— start SOURCE MATERIAL —
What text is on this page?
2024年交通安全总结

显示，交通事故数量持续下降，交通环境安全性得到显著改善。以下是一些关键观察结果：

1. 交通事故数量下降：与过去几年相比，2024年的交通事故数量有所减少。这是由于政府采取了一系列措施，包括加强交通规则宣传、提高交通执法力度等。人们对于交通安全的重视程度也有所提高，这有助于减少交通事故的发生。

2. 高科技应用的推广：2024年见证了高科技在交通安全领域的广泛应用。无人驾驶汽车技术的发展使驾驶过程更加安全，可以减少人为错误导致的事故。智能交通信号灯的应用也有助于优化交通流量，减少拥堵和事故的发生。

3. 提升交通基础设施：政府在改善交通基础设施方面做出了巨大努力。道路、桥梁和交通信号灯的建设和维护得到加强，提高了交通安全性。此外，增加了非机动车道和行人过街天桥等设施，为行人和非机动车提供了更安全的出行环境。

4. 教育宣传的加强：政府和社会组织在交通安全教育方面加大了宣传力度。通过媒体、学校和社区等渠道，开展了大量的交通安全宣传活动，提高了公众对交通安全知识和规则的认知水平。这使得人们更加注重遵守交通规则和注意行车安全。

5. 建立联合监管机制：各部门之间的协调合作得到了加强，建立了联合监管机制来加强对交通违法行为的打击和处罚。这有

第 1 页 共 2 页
— end SOURCE MATERIAL —
**WHAT YOU ARE ASKED TO DO:** Copy every line exactly. Leave nothing out.

**FINAL ANSWER:**
What text is on this page?
2024年交通安全总结

显示，交通事故数量持续下降，交通环境安全性得到显著改善。以下是一些关键观察结果：

1. 交通事故数量下降：与过去几年相比，2024年的交通事故数量有所减少。这是由于政府采取了一系列措施，包括加强交通规则宣传、提高交通执法力度等。人们对于交通安全的重视程度也有所提高，这有助于减少交通事故的发生。

2. 高科技应用的推广：2024年见证了高科技在交通安全领域的广泛应用。无人驾驶汽车技术的发展使驾驶过程更加安全，可以减少人为错误导致的事故。智能交通信号灯的应用也有助于优化交通流量，减少拥堵和事故的发生。

3. 提升交通基础设施：政府在改善交通基础设施方面做出了巨大努力。道路、桥梁和交通信号灯的建设和维护得到加强，提高了交通安全性。此外，增加了非机动车道和行人过街天桥等设施，为行人和非机动车提供了更安全的出行环境。

4. 教育宣传的加强：政府和社会组织在交通安全教育方面加大了宣传力度。通过媒体、学校和社区等渠道，开展了大量的交通安全宣传活动，提高了公众对交通安全知识和规则的认知水平。这使得人们更加注重遵守交通规则和注意行车安全。

5. 建立联合监管机制：各部门之间的协调合作得到了加强，建立了联合监管机制来加强对交通违法行为的打击和处罚。这有

第 1 页 共 2 页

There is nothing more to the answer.